Climate models suggest that – while precipitation may increase in the Klamath Mountains as a result of human induced climate change – temperature will also increase. As a result, while snow pack may increase at higher elevations (e.g. above 10,000 feet on Mt. Shasta), at lower elevations - like those in the Klamath Mountains - snow pack will likely decrease as a result of Climate Change. As Van Kirk and Naman have pointed out, that change may already be underway.
In the Scott River Valley it has long been observed by locals that streamflow drops dramatically when snowpack in the mountains above the Valley is gone. This typically occurs between early July and early August depending on the accumulated depth of the snowpack. This suggests that Scott River and tributary flows may already be suffering from the double whammy of increased irrigation water use and decreased snowpack. If climate change continues to reduce Klamath Mountain snowpack the extirpation of Chinook and Coho salmon from the Scott River Valley and above becomes more and more likely.

- _Objective_
In two sentences, sum up the text on Klamath Mountain snowpack.

- _Records shown_
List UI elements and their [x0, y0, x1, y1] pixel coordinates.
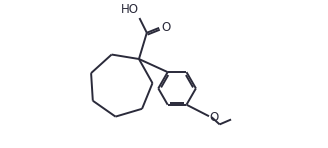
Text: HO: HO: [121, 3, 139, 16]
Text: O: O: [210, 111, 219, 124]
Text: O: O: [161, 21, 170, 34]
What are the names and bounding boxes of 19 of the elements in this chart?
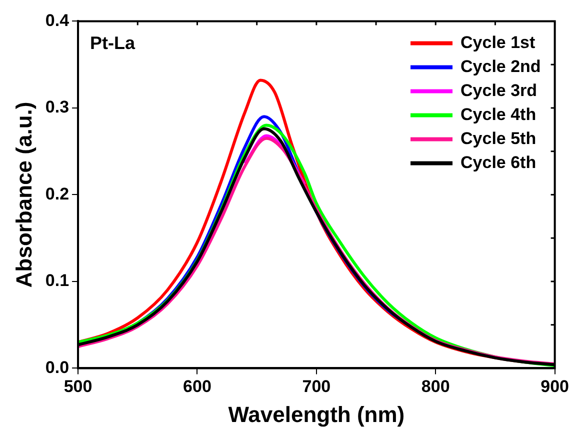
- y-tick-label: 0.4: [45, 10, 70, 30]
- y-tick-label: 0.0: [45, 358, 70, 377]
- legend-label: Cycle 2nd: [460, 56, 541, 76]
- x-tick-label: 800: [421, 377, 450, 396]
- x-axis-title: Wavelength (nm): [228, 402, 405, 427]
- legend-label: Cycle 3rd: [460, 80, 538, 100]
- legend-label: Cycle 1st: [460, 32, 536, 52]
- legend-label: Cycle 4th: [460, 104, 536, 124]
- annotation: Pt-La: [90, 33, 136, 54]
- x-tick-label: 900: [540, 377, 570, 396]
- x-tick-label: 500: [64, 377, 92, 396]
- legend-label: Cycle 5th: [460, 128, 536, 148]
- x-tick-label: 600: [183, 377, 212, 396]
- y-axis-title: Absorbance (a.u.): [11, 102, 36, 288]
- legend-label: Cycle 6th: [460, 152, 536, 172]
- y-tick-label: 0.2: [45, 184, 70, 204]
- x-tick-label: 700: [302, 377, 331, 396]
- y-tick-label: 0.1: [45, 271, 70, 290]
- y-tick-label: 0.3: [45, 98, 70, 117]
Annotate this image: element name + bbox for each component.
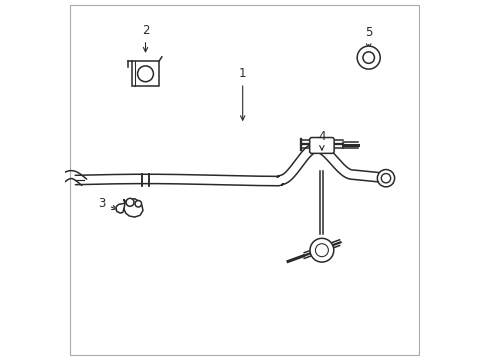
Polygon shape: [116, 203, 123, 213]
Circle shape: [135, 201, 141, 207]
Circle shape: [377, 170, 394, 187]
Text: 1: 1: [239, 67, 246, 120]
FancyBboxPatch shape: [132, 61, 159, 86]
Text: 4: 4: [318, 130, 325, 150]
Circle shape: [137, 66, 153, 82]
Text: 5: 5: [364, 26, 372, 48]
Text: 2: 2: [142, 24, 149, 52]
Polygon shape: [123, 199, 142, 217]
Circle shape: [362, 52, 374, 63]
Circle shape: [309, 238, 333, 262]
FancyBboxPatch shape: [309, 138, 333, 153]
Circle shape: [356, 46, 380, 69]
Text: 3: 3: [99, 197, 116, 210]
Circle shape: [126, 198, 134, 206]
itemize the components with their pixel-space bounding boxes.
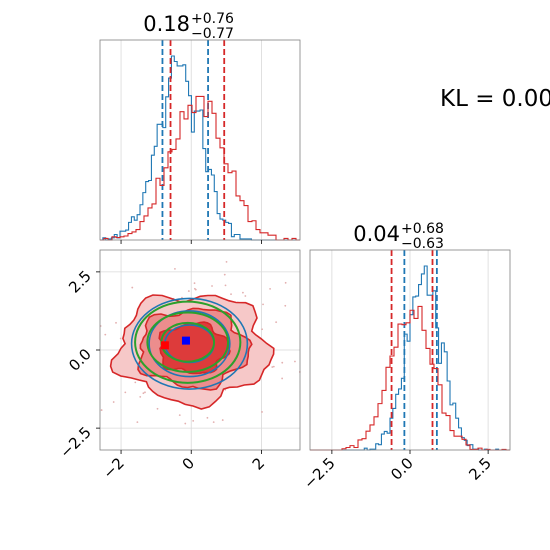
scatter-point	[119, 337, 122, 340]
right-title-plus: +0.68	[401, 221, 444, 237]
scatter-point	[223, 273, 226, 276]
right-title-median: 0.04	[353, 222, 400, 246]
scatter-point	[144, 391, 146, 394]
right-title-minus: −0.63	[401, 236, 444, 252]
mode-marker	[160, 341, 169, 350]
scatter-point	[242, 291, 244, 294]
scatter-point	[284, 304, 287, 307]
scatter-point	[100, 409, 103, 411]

- _The completed task_
Climate models suggest that even if precipitation rises in the Klamath Mountains, higher temperatures will likely shrink snowpack at lower elevations, and that change may already be underway. In the Scott River Valley, streamflow drops sharply once the mountain snowpack is gone, so increased irrigation water use and decreased snowpack may already be hurting flows, and if snowpack keeps falling, the loss of Chinook and Coho salmon from the valley and above becomes more and more likely.